▸ YOUR GOAL:
What is the number of lines in these entries that include "Video"? Write that number and no other text.

▸ INFORMATION SHOWN:
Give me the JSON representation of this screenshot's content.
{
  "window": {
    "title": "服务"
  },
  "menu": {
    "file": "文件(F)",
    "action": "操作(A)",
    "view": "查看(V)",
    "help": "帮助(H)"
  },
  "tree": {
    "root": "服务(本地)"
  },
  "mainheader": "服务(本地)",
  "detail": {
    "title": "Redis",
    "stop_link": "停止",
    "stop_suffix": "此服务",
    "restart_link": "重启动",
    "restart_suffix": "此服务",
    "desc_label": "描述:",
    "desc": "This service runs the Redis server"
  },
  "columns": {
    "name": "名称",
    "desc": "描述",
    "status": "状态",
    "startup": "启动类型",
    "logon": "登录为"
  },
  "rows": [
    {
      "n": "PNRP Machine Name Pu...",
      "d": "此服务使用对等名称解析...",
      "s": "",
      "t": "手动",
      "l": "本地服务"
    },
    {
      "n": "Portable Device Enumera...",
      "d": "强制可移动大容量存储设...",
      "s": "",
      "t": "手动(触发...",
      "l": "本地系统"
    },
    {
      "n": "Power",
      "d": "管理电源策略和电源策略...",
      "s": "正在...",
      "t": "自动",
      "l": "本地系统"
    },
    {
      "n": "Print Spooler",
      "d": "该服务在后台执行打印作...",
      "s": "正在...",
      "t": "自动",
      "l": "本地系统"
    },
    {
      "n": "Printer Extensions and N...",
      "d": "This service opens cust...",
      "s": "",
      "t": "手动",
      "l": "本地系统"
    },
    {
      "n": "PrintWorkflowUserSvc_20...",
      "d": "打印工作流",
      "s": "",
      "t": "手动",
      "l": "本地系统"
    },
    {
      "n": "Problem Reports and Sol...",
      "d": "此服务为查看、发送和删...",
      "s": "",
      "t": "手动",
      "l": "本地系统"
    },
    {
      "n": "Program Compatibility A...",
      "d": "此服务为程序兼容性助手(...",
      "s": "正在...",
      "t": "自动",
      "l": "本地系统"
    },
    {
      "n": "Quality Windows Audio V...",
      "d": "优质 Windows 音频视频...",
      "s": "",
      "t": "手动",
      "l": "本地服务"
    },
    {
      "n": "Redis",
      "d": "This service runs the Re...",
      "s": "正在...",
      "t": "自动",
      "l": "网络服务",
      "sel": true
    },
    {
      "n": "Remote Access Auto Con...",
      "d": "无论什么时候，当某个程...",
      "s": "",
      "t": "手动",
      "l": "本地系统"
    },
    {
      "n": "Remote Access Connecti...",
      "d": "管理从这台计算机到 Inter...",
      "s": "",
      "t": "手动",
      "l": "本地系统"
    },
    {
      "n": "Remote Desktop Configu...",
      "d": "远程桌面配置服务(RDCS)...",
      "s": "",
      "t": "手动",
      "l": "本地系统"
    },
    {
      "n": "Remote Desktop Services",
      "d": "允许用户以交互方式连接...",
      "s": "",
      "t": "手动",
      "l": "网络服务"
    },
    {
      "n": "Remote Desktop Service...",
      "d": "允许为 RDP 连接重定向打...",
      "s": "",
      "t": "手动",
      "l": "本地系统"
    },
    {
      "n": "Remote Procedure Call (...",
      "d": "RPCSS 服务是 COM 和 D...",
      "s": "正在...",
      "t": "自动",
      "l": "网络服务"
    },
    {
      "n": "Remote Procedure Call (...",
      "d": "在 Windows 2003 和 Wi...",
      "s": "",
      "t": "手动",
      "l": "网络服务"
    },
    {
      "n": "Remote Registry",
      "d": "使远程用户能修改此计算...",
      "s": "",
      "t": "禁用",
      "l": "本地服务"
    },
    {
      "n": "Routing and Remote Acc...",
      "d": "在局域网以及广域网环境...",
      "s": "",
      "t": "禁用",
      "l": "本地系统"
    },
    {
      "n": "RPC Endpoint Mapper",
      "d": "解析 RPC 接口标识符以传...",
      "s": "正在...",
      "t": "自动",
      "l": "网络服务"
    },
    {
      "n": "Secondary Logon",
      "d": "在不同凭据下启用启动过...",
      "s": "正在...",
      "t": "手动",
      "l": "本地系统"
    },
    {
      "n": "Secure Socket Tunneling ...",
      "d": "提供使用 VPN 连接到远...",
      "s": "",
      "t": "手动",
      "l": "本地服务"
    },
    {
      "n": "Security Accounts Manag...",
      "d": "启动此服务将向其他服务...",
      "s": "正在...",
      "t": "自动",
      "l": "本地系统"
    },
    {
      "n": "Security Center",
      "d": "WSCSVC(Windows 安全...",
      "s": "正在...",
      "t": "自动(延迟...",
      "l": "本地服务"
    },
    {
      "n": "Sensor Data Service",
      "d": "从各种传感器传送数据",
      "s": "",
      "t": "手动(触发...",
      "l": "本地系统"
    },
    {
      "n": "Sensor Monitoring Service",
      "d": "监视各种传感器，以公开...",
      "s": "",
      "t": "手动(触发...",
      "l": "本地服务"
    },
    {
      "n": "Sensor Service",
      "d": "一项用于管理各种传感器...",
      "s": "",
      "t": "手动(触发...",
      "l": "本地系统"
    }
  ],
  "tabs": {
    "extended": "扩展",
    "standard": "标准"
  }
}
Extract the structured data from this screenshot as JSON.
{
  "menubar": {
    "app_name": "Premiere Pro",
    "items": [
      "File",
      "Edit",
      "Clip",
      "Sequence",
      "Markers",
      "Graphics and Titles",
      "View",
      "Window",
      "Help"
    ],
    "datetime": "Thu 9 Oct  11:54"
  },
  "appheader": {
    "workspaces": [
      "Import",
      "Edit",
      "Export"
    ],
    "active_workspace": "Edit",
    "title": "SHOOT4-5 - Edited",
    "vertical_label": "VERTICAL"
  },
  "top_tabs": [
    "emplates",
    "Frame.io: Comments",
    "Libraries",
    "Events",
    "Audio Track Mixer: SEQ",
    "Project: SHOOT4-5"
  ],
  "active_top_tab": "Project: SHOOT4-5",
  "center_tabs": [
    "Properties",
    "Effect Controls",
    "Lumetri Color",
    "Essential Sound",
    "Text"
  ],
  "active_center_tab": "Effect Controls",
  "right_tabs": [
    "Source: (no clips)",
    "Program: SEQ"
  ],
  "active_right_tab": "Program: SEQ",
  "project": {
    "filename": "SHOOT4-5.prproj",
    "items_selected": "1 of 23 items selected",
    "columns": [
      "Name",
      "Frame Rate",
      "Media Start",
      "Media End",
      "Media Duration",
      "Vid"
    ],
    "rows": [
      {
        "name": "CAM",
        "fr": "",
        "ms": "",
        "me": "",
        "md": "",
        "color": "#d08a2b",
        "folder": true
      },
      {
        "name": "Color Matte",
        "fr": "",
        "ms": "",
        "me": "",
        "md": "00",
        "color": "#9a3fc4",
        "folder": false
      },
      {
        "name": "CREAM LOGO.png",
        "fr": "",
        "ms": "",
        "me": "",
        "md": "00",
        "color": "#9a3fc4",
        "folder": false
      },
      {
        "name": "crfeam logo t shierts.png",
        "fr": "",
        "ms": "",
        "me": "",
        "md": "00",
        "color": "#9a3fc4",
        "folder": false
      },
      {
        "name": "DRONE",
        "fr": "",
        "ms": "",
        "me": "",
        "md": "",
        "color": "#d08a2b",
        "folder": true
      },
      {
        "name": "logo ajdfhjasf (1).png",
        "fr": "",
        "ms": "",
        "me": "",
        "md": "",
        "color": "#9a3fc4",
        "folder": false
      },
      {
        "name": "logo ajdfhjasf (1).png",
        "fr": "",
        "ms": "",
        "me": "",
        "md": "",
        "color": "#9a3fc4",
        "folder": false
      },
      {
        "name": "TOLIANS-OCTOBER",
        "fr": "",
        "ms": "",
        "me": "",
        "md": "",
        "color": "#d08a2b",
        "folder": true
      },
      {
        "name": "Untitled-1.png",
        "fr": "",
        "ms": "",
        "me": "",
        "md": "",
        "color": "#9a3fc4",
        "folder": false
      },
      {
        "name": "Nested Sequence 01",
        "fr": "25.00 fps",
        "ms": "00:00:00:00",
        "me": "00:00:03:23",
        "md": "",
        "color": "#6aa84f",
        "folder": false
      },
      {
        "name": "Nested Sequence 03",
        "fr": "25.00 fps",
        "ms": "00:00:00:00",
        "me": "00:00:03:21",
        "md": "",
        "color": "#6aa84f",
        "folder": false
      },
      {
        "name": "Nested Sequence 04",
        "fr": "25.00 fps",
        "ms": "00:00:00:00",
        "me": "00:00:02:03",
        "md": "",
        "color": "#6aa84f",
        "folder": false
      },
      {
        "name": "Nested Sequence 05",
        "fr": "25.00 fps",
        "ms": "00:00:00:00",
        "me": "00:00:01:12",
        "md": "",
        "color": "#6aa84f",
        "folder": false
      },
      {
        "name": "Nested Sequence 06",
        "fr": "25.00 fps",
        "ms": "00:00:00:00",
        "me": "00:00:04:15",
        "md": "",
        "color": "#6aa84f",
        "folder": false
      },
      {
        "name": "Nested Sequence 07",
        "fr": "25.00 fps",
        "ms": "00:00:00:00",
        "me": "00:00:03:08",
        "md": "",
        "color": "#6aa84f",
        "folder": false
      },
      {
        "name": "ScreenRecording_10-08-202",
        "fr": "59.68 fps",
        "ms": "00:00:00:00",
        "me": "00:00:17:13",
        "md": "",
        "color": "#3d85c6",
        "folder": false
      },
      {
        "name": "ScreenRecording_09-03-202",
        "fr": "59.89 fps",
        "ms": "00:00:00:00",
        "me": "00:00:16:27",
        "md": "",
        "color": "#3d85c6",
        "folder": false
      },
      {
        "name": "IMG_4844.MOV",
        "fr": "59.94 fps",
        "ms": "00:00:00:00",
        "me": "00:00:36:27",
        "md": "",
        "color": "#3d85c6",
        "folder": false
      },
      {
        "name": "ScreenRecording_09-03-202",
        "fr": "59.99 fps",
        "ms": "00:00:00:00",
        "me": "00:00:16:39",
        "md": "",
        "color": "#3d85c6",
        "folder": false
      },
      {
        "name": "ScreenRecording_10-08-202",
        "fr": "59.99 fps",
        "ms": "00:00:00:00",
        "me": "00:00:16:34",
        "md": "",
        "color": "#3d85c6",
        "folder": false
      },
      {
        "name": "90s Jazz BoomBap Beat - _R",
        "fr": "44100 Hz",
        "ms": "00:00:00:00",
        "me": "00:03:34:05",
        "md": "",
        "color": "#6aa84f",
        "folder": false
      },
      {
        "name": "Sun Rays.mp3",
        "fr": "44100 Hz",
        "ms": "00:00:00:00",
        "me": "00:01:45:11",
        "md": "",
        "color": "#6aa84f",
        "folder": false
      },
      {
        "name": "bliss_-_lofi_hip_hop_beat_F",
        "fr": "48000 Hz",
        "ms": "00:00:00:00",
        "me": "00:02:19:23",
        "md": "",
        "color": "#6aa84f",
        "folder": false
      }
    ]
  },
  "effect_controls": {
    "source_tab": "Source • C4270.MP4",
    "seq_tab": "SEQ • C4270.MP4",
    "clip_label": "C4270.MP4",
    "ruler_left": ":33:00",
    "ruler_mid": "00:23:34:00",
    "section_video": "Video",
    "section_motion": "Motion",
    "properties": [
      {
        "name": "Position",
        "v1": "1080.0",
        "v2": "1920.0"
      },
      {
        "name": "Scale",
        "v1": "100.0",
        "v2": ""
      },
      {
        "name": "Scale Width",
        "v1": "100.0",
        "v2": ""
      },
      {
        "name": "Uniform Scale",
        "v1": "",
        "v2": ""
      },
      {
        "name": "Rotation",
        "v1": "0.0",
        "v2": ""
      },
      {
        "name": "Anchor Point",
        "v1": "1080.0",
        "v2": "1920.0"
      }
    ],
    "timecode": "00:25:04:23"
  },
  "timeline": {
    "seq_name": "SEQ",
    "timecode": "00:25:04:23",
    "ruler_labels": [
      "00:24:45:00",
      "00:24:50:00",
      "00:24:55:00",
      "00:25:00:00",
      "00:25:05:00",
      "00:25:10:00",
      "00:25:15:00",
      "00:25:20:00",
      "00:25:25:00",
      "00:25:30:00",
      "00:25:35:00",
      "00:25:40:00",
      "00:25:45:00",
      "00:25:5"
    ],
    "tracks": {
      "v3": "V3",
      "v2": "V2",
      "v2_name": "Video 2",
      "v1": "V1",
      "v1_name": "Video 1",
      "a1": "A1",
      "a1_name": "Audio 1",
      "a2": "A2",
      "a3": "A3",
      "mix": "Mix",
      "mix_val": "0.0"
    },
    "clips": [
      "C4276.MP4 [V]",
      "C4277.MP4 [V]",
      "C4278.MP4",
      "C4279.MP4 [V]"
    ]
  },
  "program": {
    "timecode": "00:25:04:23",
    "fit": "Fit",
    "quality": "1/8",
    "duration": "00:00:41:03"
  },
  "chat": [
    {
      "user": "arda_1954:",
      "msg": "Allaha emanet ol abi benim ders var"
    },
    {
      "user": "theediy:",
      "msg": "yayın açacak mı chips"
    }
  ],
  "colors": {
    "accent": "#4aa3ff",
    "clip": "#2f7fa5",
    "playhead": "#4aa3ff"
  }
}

▸ SOLUTION TO THIS TASK:
3